EXPLORE THE MATERIAL:
1. Rewrite everything from "First, and perhaps" down to "U’s respective models." in the paragraph on Wilson's work, substituting "conventional science" for "mainstream science".
2. List every phrase that the paragraph on Wilson's work sets in quotation marks.

First, and perhaps foremost, “Further Integrating Integral” heralds the “sea-change” of a revolution in mainstream science spawned by David Sloan Wilson’s well-qualified work relating to “group” and “multi-level selection” and its potential impact on “politics, economics, and business”. Secondly, and once I better appreciated the practical working of Wilson’s evolutionary perspective, transdisciplinary facets began presenting themselves with tangible prospects for integrating Graves’, Kegan’s, and Theory U’s respective models.

SOURCE DATA:

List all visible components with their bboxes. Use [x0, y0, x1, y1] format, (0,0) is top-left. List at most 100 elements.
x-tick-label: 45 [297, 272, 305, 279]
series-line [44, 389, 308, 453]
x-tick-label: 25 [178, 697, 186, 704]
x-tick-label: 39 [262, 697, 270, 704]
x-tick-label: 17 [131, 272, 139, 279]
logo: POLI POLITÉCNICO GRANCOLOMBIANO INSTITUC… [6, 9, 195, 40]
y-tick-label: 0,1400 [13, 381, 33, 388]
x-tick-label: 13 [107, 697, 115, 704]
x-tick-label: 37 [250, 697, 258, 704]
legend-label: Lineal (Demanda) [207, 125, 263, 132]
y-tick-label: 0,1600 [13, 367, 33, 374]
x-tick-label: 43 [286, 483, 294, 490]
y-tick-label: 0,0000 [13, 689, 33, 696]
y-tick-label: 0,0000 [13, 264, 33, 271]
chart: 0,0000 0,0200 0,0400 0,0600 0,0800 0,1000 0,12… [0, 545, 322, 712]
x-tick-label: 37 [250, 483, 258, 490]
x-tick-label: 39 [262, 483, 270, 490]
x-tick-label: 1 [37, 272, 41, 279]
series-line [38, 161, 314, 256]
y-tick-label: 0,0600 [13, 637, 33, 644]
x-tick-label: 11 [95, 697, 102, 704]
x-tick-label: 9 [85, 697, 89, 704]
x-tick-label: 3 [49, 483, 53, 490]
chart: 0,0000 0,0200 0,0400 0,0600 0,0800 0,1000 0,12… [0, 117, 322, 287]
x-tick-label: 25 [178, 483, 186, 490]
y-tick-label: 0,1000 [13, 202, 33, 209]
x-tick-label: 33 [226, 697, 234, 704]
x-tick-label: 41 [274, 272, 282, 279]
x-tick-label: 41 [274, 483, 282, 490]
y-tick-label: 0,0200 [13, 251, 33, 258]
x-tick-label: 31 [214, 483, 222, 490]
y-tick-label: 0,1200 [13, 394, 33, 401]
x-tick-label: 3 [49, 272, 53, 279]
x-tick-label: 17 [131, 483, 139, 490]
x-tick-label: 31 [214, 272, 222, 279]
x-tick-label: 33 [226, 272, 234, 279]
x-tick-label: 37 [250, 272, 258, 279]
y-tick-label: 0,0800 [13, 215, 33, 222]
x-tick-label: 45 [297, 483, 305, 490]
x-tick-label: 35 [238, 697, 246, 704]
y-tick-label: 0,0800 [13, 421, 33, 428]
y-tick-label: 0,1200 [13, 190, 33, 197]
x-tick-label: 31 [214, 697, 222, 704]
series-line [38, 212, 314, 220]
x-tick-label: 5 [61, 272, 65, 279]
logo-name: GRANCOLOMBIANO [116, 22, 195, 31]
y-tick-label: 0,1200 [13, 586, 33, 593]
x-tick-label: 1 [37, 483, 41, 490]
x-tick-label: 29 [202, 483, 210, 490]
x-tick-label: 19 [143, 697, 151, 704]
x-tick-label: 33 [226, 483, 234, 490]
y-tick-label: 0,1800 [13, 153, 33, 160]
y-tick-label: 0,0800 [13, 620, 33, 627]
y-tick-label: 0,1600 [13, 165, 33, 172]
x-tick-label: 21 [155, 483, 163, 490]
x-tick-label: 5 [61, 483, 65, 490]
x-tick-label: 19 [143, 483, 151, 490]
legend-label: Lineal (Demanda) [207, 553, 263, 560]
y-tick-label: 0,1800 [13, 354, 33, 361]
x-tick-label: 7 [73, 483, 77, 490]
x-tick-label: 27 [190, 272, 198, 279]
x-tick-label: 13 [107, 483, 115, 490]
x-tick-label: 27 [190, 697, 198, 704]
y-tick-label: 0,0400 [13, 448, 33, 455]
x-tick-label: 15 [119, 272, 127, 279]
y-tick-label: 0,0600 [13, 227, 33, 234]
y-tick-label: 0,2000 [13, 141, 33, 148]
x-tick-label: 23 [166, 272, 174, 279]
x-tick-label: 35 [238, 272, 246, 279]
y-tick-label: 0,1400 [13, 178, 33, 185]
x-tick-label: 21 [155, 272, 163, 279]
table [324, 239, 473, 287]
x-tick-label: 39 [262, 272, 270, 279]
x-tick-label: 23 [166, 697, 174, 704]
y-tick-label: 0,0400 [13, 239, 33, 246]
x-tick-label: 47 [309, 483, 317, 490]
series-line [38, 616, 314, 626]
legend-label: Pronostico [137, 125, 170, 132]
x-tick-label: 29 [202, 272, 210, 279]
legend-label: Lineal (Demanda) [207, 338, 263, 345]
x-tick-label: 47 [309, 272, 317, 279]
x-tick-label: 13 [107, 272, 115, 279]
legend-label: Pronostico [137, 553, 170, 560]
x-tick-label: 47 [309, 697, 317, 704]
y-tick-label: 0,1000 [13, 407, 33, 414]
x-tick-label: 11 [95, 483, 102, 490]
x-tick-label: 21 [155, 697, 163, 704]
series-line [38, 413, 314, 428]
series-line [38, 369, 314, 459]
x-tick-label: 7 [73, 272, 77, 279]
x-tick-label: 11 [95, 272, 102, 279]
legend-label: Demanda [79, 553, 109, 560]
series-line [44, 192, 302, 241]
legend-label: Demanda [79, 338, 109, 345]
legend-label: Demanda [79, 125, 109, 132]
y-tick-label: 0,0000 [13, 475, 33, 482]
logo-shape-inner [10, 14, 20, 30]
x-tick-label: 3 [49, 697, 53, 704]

REPLIES:
1.
First, and perhaps foremost, “Further Integrating Integral” heralds the “sea-change” of a revolution in conventional science spawned by David Sloan Wilson’s well-qualified work relating to “group” and “multi-level selection” and its potential impact on “politics, economics, and business”. Secondly, and once I better appreciated the practical working of Wilson’s evolutionary perspective, transdisciplinary facets began presenting themselves with tangible prospects for integrating Graves’, Kegan’s, and Theory U’s respective models.

2.
- Further Integrating Integral
- sea-change
- group
- multi-level selection
- politics, economics, and business